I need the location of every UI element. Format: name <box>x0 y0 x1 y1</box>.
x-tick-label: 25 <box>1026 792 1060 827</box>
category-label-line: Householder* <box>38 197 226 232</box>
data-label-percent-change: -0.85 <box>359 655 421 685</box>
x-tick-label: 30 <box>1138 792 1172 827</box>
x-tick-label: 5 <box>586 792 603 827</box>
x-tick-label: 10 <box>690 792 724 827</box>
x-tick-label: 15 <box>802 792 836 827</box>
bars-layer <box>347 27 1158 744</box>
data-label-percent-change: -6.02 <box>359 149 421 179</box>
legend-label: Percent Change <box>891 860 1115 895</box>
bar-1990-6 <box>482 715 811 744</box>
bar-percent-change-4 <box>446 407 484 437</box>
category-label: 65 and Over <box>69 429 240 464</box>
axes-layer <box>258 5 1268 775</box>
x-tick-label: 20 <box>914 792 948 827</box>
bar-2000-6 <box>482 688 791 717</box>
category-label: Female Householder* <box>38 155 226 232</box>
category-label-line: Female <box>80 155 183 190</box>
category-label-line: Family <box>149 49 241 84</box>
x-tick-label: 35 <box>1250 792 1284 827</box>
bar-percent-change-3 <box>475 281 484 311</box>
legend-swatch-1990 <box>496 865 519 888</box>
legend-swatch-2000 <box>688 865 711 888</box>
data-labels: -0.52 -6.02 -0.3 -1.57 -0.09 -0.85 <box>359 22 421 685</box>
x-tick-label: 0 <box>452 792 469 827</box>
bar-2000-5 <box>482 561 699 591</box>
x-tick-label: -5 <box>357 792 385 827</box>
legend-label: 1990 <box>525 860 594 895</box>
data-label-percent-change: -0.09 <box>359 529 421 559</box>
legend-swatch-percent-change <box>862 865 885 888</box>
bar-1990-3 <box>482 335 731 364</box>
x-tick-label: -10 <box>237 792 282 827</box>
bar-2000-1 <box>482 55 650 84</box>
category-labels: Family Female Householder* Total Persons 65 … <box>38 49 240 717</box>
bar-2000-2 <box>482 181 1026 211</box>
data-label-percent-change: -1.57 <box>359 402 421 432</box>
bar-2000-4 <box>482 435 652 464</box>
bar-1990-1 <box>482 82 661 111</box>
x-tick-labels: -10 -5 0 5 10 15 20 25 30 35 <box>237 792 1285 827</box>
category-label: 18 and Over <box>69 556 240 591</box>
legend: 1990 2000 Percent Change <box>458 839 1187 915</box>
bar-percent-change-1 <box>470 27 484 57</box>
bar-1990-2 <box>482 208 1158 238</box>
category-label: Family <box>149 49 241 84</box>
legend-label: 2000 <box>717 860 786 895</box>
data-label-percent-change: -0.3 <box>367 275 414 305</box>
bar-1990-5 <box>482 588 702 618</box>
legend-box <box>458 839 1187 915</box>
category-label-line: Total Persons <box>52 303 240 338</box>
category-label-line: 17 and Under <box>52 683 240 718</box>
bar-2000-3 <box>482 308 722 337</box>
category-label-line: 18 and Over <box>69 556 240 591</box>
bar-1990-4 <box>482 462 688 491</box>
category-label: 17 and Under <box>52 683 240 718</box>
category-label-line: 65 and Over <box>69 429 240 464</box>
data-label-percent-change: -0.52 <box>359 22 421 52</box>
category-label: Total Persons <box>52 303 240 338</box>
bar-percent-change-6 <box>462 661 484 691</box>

▶ **Problem to work on**
Reproduce the items verbatim, starting with the first line and stopping after the line that contains "x-tick-label: 30 <box>1138 792 1172 827</box>", with that line included.

▶ **Exercise answer**
I need the location of every UI element. Format: name <box>x0 y0 x1 y1</box>.
x-tick-label: 25 <box>1026 792 1060 827</box>
category-label-line: Householder* <box>38 197 226 232</box>
data-label-percent-change: -0.85 <box>359 655 421 685</box>
x-tick-label: 30 <box>1138 792 1172 827</box>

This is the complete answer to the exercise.